_Requirements_. Scan the data for "title" and copy the lines it appears in.

_Task data_.
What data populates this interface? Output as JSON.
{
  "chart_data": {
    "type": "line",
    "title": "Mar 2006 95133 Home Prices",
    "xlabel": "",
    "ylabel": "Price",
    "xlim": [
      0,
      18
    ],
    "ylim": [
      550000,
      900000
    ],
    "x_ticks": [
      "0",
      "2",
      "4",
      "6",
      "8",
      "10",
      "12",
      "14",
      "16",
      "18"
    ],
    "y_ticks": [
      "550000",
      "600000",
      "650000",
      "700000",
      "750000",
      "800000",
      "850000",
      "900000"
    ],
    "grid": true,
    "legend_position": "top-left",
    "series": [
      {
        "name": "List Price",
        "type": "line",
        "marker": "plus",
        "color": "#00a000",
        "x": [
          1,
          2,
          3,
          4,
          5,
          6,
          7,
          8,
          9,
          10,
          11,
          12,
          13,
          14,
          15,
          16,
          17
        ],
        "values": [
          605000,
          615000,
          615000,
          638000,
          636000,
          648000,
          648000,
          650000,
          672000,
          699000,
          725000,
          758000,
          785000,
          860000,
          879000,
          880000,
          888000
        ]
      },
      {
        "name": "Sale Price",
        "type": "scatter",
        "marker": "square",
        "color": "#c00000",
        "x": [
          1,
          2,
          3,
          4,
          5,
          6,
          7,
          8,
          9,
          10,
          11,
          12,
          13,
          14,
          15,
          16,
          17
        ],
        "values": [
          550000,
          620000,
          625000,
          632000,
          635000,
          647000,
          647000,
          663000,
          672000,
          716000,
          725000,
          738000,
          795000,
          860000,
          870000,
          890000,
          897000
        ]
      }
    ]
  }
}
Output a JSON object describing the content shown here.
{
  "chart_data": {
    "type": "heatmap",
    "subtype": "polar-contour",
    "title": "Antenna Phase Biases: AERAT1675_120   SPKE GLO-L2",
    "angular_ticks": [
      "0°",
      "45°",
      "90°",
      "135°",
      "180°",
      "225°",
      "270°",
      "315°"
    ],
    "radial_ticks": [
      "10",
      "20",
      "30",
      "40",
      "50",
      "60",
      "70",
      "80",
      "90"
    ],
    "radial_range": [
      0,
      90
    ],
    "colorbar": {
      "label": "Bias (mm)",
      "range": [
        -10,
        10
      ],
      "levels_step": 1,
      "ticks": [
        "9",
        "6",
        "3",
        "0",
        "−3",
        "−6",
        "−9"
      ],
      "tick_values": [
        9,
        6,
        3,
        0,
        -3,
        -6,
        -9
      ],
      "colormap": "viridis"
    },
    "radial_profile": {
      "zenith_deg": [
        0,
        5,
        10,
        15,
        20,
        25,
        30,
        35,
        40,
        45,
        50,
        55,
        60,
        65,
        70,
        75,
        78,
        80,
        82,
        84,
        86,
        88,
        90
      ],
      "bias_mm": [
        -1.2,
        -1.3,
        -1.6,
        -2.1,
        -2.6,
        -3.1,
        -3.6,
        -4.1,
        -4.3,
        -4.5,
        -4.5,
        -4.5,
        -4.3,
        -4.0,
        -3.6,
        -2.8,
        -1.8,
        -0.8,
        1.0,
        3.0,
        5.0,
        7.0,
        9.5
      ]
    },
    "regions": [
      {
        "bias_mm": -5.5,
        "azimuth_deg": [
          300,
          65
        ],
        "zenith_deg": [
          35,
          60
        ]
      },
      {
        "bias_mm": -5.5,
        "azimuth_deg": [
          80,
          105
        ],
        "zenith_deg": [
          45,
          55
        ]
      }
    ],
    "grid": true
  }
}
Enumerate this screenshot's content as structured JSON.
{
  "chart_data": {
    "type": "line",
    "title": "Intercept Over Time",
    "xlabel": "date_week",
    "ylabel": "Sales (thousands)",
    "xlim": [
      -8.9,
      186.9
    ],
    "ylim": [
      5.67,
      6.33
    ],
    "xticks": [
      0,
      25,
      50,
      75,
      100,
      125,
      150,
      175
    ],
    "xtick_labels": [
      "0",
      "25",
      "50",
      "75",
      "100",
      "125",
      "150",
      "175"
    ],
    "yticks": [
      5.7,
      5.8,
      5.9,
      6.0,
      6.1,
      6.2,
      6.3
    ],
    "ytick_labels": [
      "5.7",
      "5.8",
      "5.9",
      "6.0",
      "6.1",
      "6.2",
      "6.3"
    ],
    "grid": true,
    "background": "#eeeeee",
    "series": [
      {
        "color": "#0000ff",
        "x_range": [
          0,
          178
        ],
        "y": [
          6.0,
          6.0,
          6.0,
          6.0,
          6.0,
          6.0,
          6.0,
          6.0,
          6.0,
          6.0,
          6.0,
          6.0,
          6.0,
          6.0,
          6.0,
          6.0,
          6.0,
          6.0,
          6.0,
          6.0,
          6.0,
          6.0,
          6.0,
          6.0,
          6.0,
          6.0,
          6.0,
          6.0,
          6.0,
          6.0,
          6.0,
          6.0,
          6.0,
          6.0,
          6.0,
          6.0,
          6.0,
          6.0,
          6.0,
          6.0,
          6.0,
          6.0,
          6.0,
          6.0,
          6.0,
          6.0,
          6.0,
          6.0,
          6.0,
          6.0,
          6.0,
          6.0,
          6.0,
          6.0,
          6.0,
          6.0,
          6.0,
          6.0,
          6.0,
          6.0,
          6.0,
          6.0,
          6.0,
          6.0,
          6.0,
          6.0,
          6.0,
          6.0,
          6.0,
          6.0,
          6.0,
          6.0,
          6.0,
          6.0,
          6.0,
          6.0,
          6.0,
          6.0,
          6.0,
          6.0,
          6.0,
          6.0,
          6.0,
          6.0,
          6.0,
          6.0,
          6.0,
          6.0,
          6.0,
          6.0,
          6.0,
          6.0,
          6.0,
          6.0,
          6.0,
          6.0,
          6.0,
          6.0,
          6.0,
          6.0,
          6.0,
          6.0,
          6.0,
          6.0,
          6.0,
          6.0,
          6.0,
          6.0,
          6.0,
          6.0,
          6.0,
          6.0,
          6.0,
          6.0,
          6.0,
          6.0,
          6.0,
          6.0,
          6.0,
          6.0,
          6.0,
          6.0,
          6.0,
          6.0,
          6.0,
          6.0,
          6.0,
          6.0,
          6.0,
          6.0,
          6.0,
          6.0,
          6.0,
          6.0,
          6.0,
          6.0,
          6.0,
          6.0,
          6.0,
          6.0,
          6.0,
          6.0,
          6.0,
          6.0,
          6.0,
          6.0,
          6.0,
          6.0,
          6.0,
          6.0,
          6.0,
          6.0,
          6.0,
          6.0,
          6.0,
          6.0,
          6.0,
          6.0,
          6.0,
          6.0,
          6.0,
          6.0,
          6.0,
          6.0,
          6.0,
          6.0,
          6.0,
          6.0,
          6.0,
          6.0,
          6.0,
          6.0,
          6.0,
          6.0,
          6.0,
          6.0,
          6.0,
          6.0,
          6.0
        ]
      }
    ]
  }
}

_Result below_.
    "title": "Mar 2006 95133 Home Prices",
    "title": "Antenna Phase Biases: AERAT1675_120   SPKE GLO-L2",
    "title": "Intercept Over Time",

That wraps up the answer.